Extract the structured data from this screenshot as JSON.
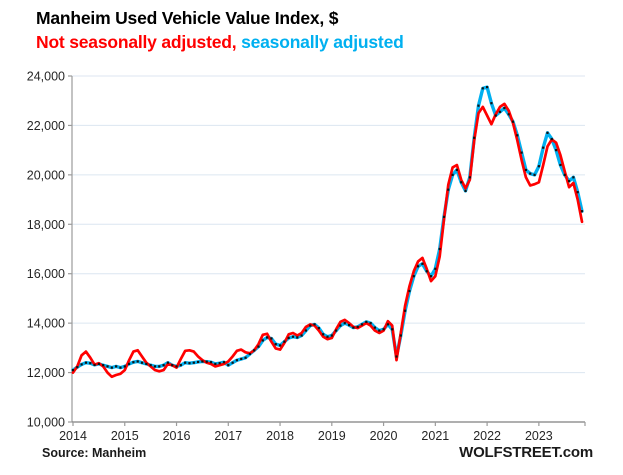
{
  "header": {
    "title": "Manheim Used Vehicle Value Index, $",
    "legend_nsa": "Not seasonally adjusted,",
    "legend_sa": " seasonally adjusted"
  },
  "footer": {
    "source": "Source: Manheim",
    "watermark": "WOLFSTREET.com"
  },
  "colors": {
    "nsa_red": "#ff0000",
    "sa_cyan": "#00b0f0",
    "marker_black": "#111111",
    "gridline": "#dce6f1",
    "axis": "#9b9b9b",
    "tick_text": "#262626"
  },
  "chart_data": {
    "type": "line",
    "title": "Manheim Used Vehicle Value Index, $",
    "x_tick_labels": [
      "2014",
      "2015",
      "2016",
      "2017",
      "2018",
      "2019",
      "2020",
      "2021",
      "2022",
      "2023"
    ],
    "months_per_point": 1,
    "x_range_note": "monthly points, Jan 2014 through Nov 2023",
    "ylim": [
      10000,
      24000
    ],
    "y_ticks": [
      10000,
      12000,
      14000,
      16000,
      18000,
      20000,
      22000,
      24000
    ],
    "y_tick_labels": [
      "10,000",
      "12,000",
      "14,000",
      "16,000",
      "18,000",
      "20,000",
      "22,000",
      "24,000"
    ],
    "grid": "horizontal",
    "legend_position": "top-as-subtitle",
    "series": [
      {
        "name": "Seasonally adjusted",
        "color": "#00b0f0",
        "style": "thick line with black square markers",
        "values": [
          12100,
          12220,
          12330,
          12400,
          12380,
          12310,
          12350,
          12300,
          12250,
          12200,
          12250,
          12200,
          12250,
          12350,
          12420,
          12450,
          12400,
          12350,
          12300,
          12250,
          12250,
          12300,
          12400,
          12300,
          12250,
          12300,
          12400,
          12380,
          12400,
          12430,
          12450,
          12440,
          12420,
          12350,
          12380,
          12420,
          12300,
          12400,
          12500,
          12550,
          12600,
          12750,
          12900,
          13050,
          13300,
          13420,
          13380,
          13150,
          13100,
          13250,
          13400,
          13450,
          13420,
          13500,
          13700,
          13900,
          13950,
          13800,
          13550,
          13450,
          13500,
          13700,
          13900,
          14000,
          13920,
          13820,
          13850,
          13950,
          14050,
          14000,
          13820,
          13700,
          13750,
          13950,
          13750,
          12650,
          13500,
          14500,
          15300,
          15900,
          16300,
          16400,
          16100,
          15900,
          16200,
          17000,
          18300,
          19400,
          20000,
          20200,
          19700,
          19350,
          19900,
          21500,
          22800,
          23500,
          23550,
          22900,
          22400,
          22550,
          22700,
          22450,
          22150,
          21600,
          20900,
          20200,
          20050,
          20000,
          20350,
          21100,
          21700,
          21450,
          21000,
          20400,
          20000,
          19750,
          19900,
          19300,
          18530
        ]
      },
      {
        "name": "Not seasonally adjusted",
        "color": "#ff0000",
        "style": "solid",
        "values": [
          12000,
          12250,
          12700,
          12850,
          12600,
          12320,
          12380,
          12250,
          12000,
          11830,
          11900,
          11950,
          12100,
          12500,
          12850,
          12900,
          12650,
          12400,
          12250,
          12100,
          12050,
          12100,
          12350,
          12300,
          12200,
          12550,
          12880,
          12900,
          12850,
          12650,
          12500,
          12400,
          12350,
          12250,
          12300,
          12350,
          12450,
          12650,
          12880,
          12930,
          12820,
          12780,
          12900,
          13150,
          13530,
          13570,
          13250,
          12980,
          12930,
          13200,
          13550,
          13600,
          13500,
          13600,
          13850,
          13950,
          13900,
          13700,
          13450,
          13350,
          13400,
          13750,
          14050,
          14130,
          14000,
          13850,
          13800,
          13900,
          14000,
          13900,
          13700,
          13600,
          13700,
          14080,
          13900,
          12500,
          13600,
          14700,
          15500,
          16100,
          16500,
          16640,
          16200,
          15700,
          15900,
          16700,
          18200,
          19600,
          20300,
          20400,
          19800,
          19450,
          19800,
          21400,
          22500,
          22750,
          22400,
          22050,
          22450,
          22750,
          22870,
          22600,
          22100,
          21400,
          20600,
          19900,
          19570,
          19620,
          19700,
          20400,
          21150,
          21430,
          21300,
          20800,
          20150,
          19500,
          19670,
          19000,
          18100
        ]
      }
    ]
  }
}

[WRITTEN PROBLEM]:
Repeat the records above exactly, leaving out any pictures they contain.

[WRITTEN ANSWER]:
Extract the structured data from this screenshot as JSON.
{
  "header": {
    "title": "Manheim Used Vehicle Value Index, $",
    "legend_nsa": "Not seasonally adjusted,",
    "legend_sa": " seasonally adjusted"
  },
  "footer": {
    "source": "Source: Manheim",
    "watermark": "WOLFSTREET.com"
  },
  "colors": {
    "nsa_red": "#ff0000",
    "sa_cyan": "#00b0f0",
    "marker_black": "#111111",
    "gridline": "#dce6f1",
    "axis": "#9b9b9b",
    "tick_text": "#262626"
  },
  "chart_data": {
    "type": "line",
    "title": "Manheim Used Vehicle Value Index, $",
    "x_tick_labels": [
      "2014",
      "2015",
      "2016",
      "2017",
      "2018",
      "2019",
      "2020",
      "2021",
      "2022",
      "2023"
    ],
    "months_per_point": 1,
    "x_range_note": "monthly points, Jan 2014 through Nov 2023",
    "ylim": [
      10000,
      24000
    ],
    "y_ticks": [
      10000,
      12000,
      14000,
      16000,
      18000,
      20000,
      22000,
      24000
    ],
    "y_tick_labels": [
      "10,000",
      "12,000",
      "14,000",
      "16,000",
      "18,000",
      "20,000",
      "22,000",
      "24,000"
    ],
    "grid": "horizontal",
    "legend_position": "top-as-subtitle",
    "series": [
      {
        "name": "Seasonally adjusted",
        "color": "#00b0f0",
        "style": "thick line with black square markers",
        "values": [
          12100,
          12220,
          12330,
          12400,
          12380,
          12310,
          12350,
          12300,
          12250,
          12200,
          12250,
          12200,
          12250,
          12350,
          12420,
          12450,
          12400,
          12350,
          12300,
          12250,
          12250,
          12300,
          12400,
          12300,
          12250,
          12300,
          12400,
          12380,
          12400,
          12430,
          12450,
          12440,
          12420,
          12350,
          12380,
          12420,
          12300,
          12400,
          12500,
          12550,
          12600,
          12750,
          12900,
          13050,
          13300,
          13420,
          13380,
          13150,
          13100,
          13250,
          13400,
          13450,
          13420,
          13500,
          13700,
          13900,
          13950,
          13800,
          13550,
          13450,
          13500,
          13700,
          13900,
          14000,
          13920,
          13820,
          13850,
          13950,
          14050,
          14000,
          13820,
          13700,
          13750,
          13950,
          13750,
          12650,
          13500,
          14500,
          15300,
          15900,
          16300,
          16400,
          16100,
          15900,
          16200,
          17000,
          18300,
          19400,
          20000,
          20200,
          19700,
          19350,
          19900,
          21500,
          22800,
          23500,
          23550,
          22900,
          22400,
          22550,
          22700,
          22450,
          22150,
          21600,
          20900,
          20200,
          20050,
          20000,
          20350,
          21100,
          21700,
          21450,
          21000,
          20400,
          20000,
          19750,
          19900,
          19300,
          18530
        ]
      },
      {
        "name": "Not seasonally adjusted",
        "color": "#ff0000",
        "style": "solid",
        "values": [
          12000,
          12250,
          12700,
          12850,
          12600,
          12320,
          12380,
          12250,
          12000,
          11830,
          11900,
          11950,
          12100,
          12500,
          12850,
          12900,
          12650,
          12400,
          12250,
          12100,
          12050,
          12100,
          12350,
          12300,
          12200,
          12550,
          12880,
          12900,
          12850,
          12650,
          12500,
          12400,
          12350,
          12250,
          12300,
          12350,
          12450,
          12650,
          12880,
          12930,
          12820,
          12780,
          12900,
          13150,
          13530,
          13570,
          13250,
          12980,
          12930,
          13200,
          13550,
          13600,
          13500,
          13600,
          13850,
          13950,
          13900,
          13700,
          13450,
          13350,
          13400,
          13750,
          14050,
          14130,
          14000,
          13850,
          13800,
          13900,
          14000,
          13900,
          13700,
          13600,
          13700,
          14080,
          13900,
          12500,
          13600,
          14700,
          15500,
          16100,
          16500,
          16640,
          16200,
          15700,
          15900,
          16700,
          18200,
          19600,
          20300,
          20400,
          19800,
          19450,
          19800,
          21400,
          22500,
          22750,
          22400,
          22050,
          22450,
          22750,
          22870,
          22600,
          22100,
          21400,
          20600,
          19900,
          19570,
          19620,
          19700,
          20400,
          21150,
          21430,
          21300,
          20800,
          20150,
          19500,
          19670,
          19000,
          18100
        ]
      }
    ]
  }
}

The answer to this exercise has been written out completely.